**Given problem**.
Are you able to quote each entry exactly as written?

**Data section**.
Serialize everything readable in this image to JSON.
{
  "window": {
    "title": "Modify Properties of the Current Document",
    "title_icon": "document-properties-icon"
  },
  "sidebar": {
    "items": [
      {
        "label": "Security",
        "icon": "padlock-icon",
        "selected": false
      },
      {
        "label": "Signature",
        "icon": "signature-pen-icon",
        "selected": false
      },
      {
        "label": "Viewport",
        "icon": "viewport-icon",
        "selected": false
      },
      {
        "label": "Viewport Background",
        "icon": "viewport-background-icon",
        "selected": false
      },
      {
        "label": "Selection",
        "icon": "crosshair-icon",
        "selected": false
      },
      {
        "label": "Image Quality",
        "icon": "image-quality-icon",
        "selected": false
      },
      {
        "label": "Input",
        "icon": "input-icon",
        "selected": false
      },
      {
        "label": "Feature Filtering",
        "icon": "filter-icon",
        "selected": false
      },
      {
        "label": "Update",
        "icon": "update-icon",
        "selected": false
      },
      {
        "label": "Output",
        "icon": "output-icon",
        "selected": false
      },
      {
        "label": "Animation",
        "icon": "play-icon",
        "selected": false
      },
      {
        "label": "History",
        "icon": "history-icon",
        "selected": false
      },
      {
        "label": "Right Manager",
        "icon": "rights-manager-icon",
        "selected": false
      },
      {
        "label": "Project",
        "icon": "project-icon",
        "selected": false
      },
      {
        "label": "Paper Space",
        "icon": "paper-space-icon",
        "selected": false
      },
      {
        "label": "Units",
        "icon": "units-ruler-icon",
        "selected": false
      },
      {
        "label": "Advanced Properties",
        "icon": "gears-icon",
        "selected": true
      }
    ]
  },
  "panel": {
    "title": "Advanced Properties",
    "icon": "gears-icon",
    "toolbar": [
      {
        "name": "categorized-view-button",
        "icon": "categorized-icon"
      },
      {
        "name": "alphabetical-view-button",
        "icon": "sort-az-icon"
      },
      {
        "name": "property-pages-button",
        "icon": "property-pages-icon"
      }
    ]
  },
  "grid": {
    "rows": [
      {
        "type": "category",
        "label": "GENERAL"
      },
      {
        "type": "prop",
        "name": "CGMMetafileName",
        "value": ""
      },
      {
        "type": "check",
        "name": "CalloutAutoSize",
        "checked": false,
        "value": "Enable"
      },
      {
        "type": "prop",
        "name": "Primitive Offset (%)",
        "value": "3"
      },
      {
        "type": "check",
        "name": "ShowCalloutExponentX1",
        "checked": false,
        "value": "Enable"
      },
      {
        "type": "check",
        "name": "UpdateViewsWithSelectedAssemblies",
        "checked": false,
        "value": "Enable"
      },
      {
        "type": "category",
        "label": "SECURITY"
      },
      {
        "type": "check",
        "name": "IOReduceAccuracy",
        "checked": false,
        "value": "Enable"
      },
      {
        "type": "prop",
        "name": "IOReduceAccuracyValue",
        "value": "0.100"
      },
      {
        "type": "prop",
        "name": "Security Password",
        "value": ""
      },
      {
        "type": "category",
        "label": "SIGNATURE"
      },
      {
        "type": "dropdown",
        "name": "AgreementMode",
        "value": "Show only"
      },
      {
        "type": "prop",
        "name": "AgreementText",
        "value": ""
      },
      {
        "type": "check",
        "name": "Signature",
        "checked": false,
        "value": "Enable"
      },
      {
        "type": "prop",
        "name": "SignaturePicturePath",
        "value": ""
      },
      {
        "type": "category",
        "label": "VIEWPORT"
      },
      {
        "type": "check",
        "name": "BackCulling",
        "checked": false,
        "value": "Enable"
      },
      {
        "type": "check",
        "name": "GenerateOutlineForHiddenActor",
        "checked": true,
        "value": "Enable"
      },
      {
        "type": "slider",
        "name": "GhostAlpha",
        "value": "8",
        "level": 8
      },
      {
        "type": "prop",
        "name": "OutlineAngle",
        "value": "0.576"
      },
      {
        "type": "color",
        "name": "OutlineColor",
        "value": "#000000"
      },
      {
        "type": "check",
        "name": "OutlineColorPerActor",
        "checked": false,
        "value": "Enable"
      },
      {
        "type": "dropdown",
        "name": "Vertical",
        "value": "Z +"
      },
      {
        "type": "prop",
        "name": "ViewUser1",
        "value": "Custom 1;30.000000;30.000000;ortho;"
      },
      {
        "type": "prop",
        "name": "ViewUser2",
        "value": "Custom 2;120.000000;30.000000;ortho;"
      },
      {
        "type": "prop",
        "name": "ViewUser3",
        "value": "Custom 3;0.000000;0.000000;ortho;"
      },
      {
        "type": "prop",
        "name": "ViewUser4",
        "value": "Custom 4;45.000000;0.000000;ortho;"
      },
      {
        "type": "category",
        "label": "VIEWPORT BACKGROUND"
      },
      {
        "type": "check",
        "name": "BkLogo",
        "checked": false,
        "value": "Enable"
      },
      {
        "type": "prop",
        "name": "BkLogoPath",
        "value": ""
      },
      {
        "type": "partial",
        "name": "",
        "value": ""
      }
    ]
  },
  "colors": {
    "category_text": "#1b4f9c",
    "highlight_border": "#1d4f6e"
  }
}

**Final result**.
Serialize everything readable in this image to JSON.
{
  "window": {
    "title": "Modify Properties of the Current Document",
    "title_icon": "document-properties-icon"
  },
  "sidebar": {
    "items": [
      {
        "label": "Security",
        "icon": "padlock-icon",
        "selected": false
      },
      {
        "label": "Signature",
        "icon": "signature-pen-icon",
        "selected": false
      },
      {
        "label": "Viewport",
        "icon": "viewport-icon",
        "selected": false
      },
      {
        "label": "Viewport Background",
        "icon": "viewport-background-icon",
        "selected": false
      },
      {
        "label": "Selection",
        "icon": "crosshair-icon",
        "selected": false
      },
      {
        "label": "Image Quality",
        "icon": "image-quality-icon",
        "selected": false
      },
      {
        "label": "Input",
        "icon": "input-icon",
        "selected": false
      },
      {
        "label": "Feature Filtering",
        "icon": "filter-icon",
        "selected": false
      },
      {
        "label": "Update",
        "icon": "update-icon",
        "selected": false
      },
      {
        "label": "Output",
        "icon": "output-icon",
        "selected": false
      },
      {
        "label": "Animation",
        "icon": "play-icon",
        "selected": false
      },
      {
        "label": "History",
        "icon": "history-icon",
        "selected": false
      },
      {
        "label": "Right Manager",
        "icon": "rights-manager-icon",
        "selected": false
      },
      {
        "label": "Project",
        "icon": "project-icon",
        "selected": false
      },
      {
        "label": "Paper Space",
        "icon": "paper-space-icon",
        "selected": false
      },
      {
        "label": "Units",
        "icon": "units-ruler-icon",
        "selected": false
      },
      {
        "label": "Advanced Properties",
        "icon": "gears-icon",
        "selected": true
      }
    ]
  },
  "panel": {
    "title": "Advanced Properties",
    "icon": "gears-icon",
    "toolbar": [
      {
        "name": "categorized-view-button",
        "icon": "categorized-icon"
      },
      {
        "name": "alphabetical-view-button",
        "icon": "sort-az-icon"
      },
      {
        "name": "property-pages-button",
        "icon": "property-pages-icon"
      }
    ]
  },
  "grid": {
    "rows": [
      {
        "type": "category",
        "label": "GENERAL"
      },
      {
        "type": "prop",
        "name": "CGMMetafileName",
        "value": ""
      },
      {
        "type": "check",
        "name": "CalloutAutoSize",
        "checked": false,
        "value": "Enable"
      },
      {
        "type": "prop",
        "name": "Primitive Offset (%)",
        "value": "3"
      },
      {
        "type": "check",
        "name": "ShowCalloutExponentX1",
        "checked": false,
        "value": "Enable"
      },
      {
        "type": "check",
        "name": "UpdateViewsWithSelectedAssemblies",
        "checked": false,
        "value": "Enable"
      },
      {
        "type": "category",
        "label": "SECURITY"
      },
      {
        "type": "check",
        "name": "IOReduceAccuracy",
        "checked": false,
        "value": "Enable"
      },
      {
        "type": "prop",
        "name": "IOReduceAccuracyValue",
        "value": "0.100"
      },
      {
        "type": "prop",
        "name": "Security Password",
        "value": ""
      },
      {
        "type": "category",
        "label": "SIGNATURE"
      },
      {
        "type": "dropdown",
        "name": "AgreementMode",
        "value": "Show only"
      },
      {
        "type": "prop",
        "name": "AgreementText",
        "value": ""
      },
      {
        "type": "check",
        "name": "Signature",
        "checked": false,
        "value": "Enable"
      },
      {
        "type": "prop",
        "name": "SignaturePicturePath",
        "value": ""
      },
      {
        "type": "category",
        "label": "VIEWPORT"
      },
      {
        "type": "check",
        "name": "BackCulling",
        "checked": false,
        "value": "Enable"
      },
      {
        "type": "check",
        "name": "GenerateOutlineForHiddenActor",
        "checked": true,
        "value": "Enable"
      },
      {
        "type": "slider",
        "name": "GhostAlpha",
        "value": "8",
        "level": 8
      },
      {
        "type": "prop",
        "name": "OutlineAngle",
        "value": "0.576"
      },
      {
        "type": "color",
        "name": "OutlineColor",
        "value": "#000000"
      },
      {
        "type": "check",
        "name": "OutlineColorPerActor",
        "checked": false,
        "value": "Enable"
      },
      {
        "type": "dropdown",
        "name": "Vertical",
        "value": "Z +"
      },
      {
        "type": "prop",
        "name": "ViewUser1",
        "value": "Custom 1;30.000000;30.000000;ortho;"
      },
      {
        "type": "prop",
        "name": "ViewUser2",
        "value": "Custom 2;120.000000;30.000000;ortho;"
      },
      {
        "type": "prop",
        "name": "ViewUser3",
        "value": "Custom 3;0.000000;0.000000;ortho;"
      },
      {
        "type": "prop",
        "name": "ViewUser4",
        "value": "Custom 4;45.000000;0.000000;ortho;"
      },
      {
        "type": "category",
        "label": "VIEWPORT BACKGROUND"
      },
      {
        "type": "check",
        "name": "BkLogo",
        "checked": false,
        "value": "Enable"
      },
      {
        "type": "prop",
        "name": "BkLogoPath",
        "value": ""
      },
      {
        "type": "partial",
        "name": "",
        "value": ""
      }
    ]
  },
  "colors": {
    "category_text": "#1b4f9c",
    "highlight_border": "#1d4f6e"
  }
}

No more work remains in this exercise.